In the passage on knee replacement complications, rewrite the stretch from "Artificial joints are" through "course of antibiotics.", replacing "antibiotics" with "antimicrobial drugs".

**Passage:**
########

In any major surgery to the lower limbs there is always a risk of deep vein thrombosis (blood clots) which can lead to pulmonary embolism. This occurs when a piece of clot breaks away from the vein in the leg and travels to the lungs, blocking part of the circulation to a lung. Various measures can be taken to reduce the risk of thrombosis and at the present time there is still considerable debate as to the most effective method. The current regime uses three techniques. Firstly Heparin anticoagulant tablets which are usually continued for 2 weeks following the operation, secondly calf pumps until the patient is mobile, and lastly compression (TED) stockings worn for 6 weeks after surgery. There is an increased risk of blood clots with a long haul flight in the first 6 weeks.

Just as fillings work loose in teeth the implant and cement can work loose in the bone in time. There is no such thing as a mechanical device which is 100% reliable but as stated earlier this appears to be less of a problem in knee replacement than hip replacement. Well over 90% of knee replacements remain solidly fixed in the bone for at least 10 - 15 years.

Artificial joints are vulnerable to infection because clearly they have no biological means of fighting bacteria. Infection can cause the artificial joint to loosen by damaging the bonds between the implant, cement and the bone. It may not be possible to control infection simply with antibiotics and the artificial joint may have to be removed. A new joint can be inserted at a later date but the results are less reliable than with the primary procedure and there is a significant incidence of continuing infection under these circumstances. Superficial infection in the wound itself is quite common and this will normally respond to an appropriate course of antibiotics.

Prevention is better than cure. Patients are screened for MRSA prior to admission, the operation is carried out in a laminar flow (clean air) operating theatre, powerful antibiotics are given at the time of surgery and the cement that anchors the implant to the bone contains antibiotics.

########

**Recorded information:**
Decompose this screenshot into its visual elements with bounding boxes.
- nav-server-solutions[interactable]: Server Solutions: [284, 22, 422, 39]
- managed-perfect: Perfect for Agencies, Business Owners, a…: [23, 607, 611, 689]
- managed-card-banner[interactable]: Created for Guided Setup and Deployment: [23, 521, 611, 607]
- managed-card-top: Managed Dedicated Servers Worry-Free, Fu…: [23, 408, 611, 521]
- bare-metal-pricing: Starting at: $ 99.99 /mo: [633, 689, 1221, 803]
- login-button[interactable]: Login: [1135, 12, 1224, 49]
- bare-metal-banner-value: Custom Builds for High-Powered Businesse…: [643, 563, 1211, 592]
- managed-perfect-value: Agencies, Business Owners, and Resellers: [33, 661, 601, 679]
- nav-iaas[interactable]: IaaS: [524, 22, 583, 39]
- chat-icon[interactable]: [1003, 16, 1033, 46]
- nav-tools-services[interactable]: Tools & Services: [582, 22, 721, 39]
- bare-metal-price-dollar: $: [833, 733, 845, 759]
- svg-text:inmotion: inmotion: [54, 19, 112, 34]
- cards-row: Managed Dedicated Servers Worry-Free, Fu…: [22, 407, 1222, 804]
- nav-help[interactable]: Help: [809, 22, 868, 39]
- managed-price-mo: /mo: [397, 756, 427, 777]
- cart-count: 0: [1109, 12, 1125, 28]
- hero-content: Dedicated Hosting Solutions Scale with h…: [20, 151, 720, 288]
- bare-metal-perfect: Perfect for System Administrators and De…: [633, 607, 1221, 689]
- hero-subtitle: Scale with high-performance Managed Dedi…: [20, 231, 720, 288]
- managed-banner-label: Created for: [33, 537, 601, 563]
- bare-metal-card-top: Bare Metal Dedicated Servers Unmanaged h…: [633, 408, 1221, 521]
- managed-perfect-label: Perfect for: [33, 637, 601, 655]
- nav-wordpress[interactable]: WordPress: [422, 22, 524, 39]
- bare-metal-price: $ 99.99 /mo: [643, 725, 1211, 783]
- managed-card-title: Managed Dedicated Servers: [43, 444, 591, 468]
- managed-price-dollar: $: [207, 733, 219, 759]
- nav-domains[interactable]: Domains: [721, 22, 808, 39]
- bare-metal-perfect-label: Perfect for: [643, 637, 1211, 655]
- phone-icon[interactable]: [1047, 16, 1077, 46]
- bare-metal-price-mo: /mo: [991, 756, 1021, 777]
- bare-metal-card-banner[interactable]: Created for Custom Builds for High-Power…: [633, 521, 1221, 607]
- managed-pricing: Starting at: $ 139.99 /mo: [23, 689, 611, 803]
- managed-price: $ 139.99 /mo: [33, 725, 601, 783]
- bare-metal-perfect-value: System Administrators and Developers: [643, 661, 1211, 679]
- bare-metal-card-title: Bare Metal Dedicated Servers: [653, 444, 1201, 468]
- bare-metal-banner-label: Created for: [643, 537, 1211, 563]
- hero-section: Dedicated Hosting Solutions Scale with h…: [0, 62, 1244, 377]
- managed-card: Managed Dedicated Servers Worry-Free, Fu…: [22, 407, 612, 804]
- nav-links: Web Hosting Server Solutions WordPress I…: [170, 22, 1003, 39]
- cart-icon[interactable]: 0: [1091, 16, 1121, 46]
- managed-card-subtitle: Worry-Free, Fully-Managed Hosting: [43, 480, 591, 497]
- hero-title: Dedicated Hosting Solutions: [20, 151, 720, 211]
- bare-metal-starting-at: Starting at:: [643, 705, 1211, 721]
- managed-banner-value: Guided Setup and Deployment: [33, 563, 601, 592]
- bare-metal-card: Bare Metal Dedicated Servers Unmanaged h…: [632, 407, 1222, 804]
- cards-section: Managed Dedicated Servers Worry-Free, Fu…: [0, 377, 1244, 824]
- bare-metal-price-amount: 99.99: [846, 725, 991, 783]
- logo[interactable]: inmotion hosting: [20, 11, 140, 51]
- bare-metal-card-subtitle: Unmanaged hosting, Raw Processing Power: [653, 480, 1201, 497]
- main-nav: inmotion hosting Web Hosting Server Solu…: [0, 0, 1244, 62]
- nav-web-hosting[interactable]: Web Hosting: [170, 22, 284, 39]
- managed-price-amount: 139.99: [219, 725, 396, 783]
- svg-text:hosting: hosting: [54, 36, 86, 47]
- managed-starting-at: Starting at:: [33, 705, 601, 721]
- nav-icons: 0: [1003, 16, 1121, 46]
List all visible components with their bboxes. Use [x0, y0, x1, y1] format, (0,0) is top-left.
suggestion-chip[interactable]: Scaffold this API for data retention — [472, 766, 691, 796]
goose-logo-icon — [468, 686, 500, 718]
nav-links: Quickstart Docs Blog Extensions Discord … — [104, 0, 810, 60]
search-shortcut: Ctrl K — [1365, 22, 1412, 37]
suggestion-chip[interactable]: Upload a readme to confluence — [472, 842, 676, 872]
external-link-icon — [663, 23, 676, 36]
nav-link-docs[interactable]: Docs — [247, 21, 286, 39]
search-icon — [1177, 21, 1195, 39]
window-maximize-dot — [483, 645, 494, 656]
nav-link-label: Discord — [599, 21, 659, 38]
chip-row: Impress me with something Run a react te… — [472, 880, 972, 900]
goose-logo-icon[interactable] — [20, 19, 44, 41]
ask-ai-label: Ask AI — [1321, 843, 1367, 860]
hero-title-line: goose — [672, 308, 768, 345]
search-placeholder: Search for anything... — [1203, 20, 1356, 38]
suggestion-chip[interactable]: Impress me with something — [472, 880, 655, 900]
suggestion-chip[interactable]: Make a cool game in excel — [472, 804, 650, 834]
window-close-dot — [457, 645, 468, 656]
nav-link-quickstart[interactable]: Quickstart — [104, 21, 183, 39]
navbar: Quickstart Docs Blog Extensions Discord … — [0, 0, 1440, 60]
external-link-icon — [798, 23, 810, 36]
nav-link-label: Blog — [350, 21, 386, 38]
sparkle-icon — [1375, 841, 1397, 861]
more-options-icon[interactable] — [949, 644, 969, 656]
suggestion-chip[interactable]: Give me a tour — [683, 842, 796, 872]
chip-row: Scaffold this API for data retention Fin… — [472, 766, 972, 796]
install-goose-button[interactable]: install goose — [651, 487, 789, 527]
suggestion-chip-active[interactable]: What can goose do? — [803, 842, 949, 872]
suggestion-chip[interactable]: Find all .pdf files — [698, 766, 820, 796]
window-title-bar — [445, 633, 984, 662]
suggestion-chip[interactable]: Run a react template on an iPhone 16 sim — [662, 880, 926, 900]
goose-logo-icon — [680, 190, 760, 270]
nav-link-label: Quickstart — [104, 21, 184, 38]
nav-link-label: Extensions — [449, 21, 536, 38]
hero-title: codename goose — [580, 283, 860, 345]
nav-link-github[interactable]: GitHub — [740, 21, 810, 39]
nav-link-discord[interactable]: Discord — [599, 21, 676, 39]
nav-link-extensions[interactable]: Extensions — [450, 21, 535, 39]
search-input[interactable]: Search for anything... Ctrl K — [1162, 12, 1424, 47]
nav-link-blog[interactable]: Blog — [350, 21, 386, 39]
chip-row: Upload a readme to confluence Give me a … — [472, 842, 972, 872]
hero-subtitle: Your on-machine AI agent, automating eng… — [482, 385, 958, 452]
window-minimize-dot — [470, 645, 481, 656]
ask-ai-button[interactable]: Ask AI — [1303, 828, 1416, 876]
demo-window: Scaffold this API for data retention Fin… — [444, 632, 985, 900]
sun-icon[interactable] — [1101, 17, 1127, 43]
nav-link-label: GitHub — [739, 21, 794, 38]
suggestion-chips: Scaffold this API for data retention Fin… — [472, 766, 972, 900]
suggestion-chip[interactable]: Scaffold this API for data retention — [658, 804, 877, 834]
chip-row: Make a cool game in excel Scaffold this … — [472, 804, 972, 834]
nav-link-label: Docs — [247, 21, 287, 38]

########

**Solution to this problem:**
Artificial joints are vulnerable to infection because clearly they have no biological means of fighting bacteria. Infection can cause the artificial joint to loosen by damaging the bonds between the implant, cement and the bone. It may not be possible to control infection simply with antimicrobial drugs and the artificial joint may have to be removed. A new joint can be inserted at a later date but the results are less reliable than with the primary procedure and there is a significant incidence of continuing infection under these circumstances. Superficial infection in the wound itself is quite common and this will normally respond to an appropriate course of antimicrobial drugs.